Write out each line of the listing as it stands, without the images.

**Collection entries:**
..............................

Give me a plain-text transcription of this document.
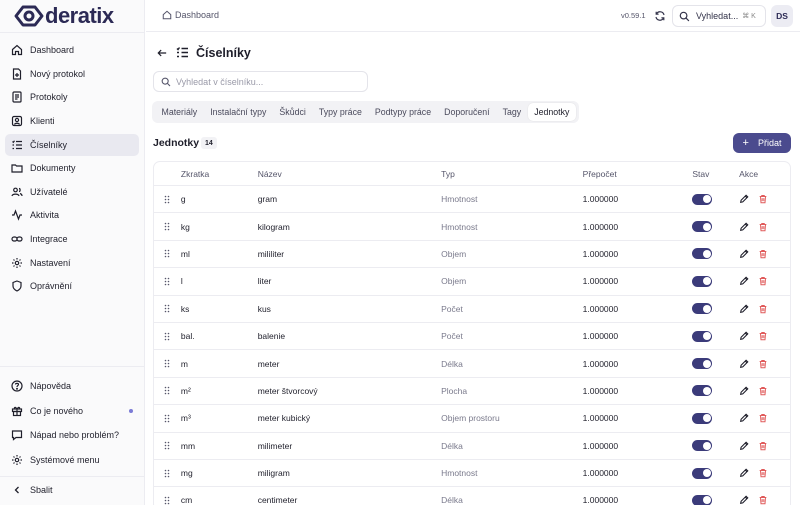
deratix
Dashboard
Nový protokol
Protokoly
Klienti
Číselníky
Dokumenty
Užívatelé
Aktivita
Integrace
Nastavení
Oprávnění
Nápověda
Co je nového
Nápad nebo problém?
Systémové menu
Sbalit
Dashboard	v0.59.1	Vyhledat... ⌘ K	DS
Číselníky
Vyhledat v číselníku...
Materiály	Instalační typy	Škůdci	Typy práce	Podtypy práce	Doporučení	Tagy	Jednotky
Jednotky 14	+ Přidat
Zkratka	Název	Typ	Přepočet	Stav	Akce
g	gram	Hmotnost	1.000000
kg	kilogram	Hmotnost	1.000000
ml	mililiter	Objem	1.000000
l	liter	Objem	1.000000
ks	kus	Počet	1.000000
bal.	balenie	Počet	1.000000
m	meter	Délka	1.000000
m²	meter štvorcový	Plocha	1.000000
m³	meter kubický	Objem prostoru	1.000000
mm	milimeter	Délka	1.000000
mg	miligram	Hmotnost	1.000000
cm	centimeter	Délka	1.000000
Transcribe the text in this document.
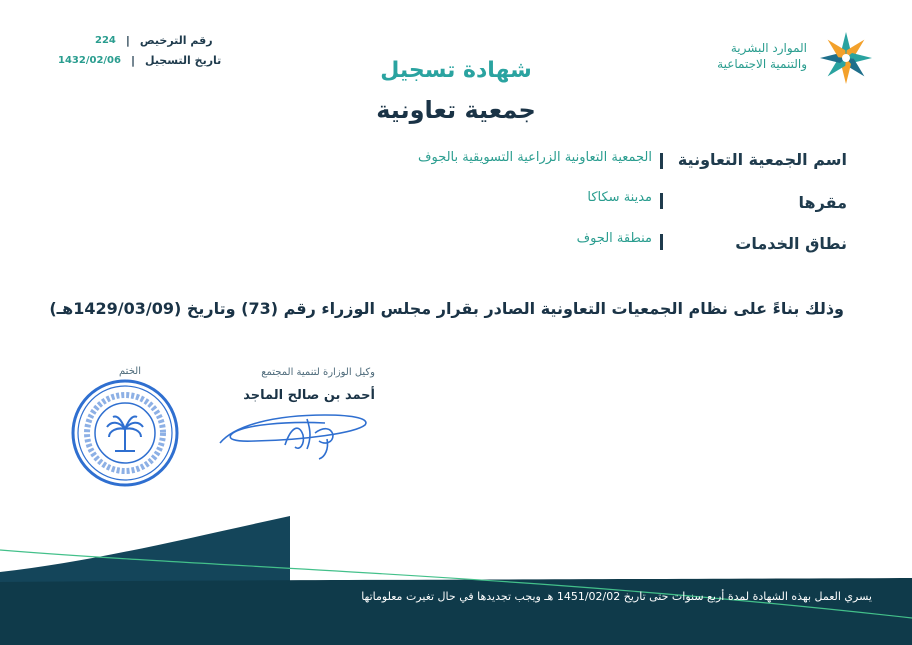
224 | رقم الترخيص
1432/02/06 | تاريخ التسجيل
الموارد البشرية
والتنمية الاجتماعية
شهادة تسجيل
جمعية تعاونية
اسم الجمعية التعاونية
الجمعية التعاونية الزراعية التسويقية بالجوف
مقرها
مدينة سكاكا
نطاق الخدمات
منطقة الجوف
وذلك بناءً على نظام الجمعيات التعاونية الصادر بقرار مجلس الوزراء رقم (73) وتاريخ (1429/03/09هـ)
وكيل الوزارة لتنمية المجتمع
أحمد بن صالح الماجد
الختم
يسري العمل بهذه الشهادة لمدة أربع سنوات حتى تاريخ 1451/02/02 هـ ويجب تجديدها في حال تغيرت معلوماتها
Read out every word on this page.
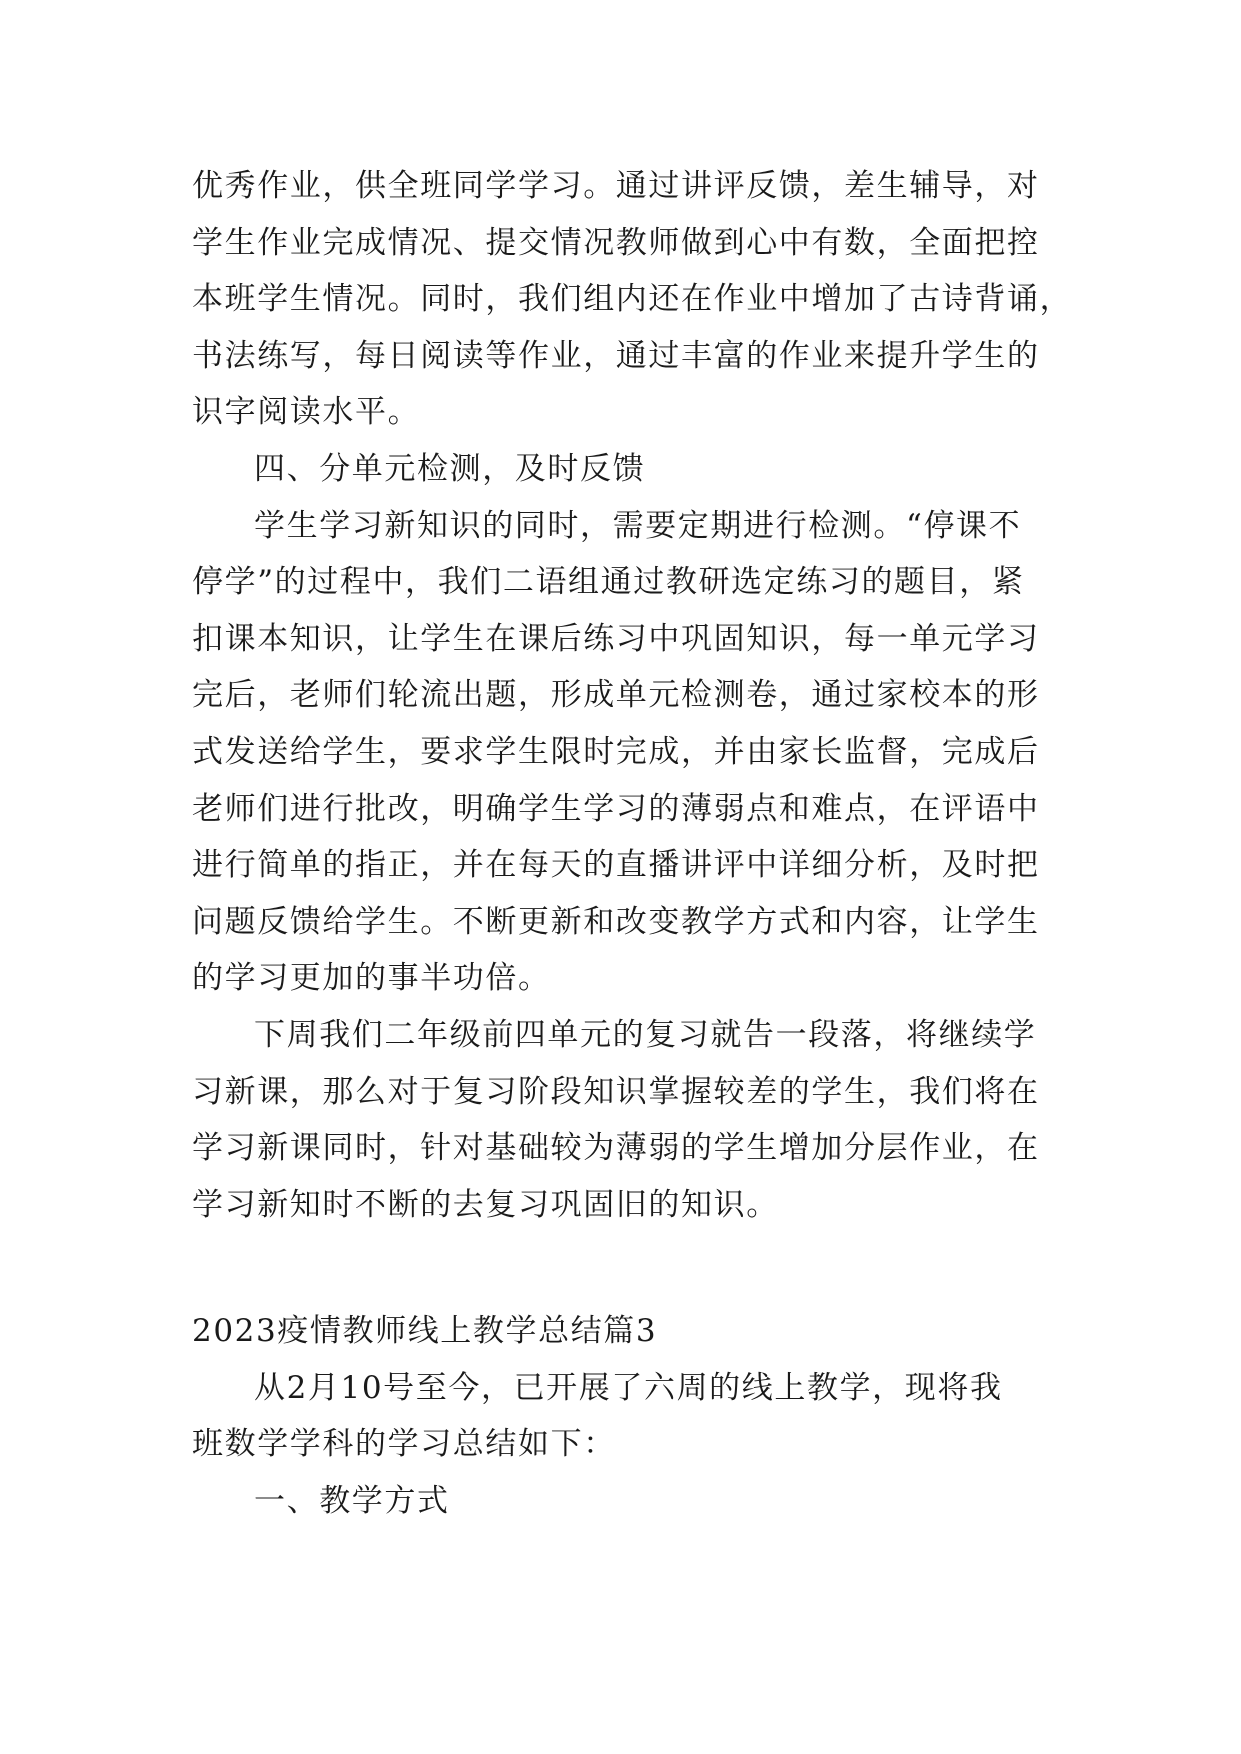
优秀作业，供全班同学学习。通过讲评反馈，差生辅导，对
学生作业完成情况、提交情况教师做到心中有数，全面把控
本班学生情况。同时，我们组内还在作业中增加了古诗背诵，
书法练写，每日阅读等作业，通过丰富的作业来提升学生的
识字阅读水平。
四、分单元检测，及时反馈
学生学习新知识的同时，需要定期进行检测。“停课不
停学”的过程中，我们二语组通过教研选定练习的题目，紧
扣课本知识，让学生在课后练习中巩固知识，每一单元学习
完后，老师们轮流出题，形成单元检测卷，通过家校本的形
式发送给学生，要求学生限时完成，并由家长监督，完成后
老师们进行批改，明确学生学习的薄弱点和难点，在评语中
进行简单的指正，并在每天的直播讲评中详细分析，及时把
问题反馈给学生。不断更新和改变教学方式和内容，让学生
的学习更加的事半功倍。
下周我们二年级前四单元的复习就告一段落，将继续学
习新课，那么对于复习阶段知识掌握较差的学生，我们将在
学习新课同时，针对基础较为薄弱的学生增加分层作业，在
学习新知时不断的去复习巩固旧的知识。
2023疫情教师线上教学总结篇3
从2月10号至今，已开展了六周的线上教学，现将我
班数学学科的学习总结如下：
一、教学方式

..............................

**Solved exercise:**
Give me a plain-text transcription of this document.
deratix
Dashboard
Nový protokol
Protokoly
Klienti
Číselníky
Dokumenty
Užívatelé
Aktivita
Integrace
Nastavení
Oprávnění
Nápověda
Co je nového
Nápad nebo problém?
Systémové menu
Sbalit
Dashboard	v0.59.1	Vyhledat... ⌘ K	DS
Číselníky
Vyhledat v číselníku...
Materiály	Instalační typy	Škůdci	Typy práce	Podtypy práce	Doporučení	Tagy	Jednotky
Jednotky 14	+ Přidat
Zkratka	Název	Typ	Přepočet	Stav	Akce
g	gram	Hmotnost	1.000000
kg	kilogram	Hmotnost	1.000000
ml	mililiter	Objem	1.000000
l	liter	Objem	1.000000
ks	kus	Počet	1.000000
bal.	balenie	Počet	1.000000
m	meter	Délka	1.000000
m²	meter štvorcový	Plocha	1.000000
m³	meter kubický	Objem prostoru	1.000000
mm	milimeter	Délka	1.000000
mg	miligram	Hmotnost	1.000000
cm	centimeter	Délka	1.000000
Transcribe the text in this document.
224 | رقم الترخيص
1432/02/06 | تاريخ التسجيل
الموارد البشرية
والتنمية الاجتماعية
شهادة تسجيل
جمعية تعاونية
اسم الجمعية التعاونية
الجمعية التعاونية الزراعية التسويقية بالجوف
مقرها
مدينة سكاكا
نطاق الخدمات
منطقة الجوف
وذلك بناءً على نظام الجمعيات التعاونية الصادر بقرار مجلس الوزراء رقم (73) وتاريخ (1429/03/09هـ)
وكيل الوزارة لتنمية المجتمع
أحمد بن صالح الماجد
الختم
يسري العمل بهذه الشهادة لمدة أربع سنوات حتى تاريخ 1451/02/02 هـ ويجب تجديدها في حال تغيرت معلوماتها
Read out every word on this page.
优秀作业，供全班同学学习。通过讲评反馈，差生辅导，对
学生作业完成情况、提交情况教师做到心中有数，全面把控
本班学生情况。同时，我们组内还在作业中增加了古诗背诵，
书法练写，每日阅读等作业，通过丰富的作业来提升学生的
识字阅读水平。
四、分单元检测，及时反馈
学生学习新知识的同时，需要定期进行检测。“停课不
停学”的过程中，我们二语组通过教研选定练习的题目，紧
扣课本知识，让学生在课后练习中巩固知识，每一单元学习
完后，老师们轮流出题，形成单元检测卷，通过家校本的形
式发送给学生，要求学生限时完成，并由家长监督，完成后
老师们进行批改，明确学生学习的薄弱点和难点，在评语中
进行简单的指正，并在每天的直播讲评中详细分析，及时把
问题反馈给学生。不断更新和改变教学方式和内容，让学生
的学习更加的事半功倍。
下周我们二年级前四单元的复习就告一段落，将继续学
习新课，那么对于复习阶段知识掌握较差的学生，我们将在
学习新课同时，针对基础较为薄弱的学生增加分层作业，在
学习新知时不断的去复习巩固旧的知识。
2023疫情教师线上教学总结篇3
从2月10号至今，已开展了六周的线上教学，现将我
班数学学科的学习总结如下：
一、教学方式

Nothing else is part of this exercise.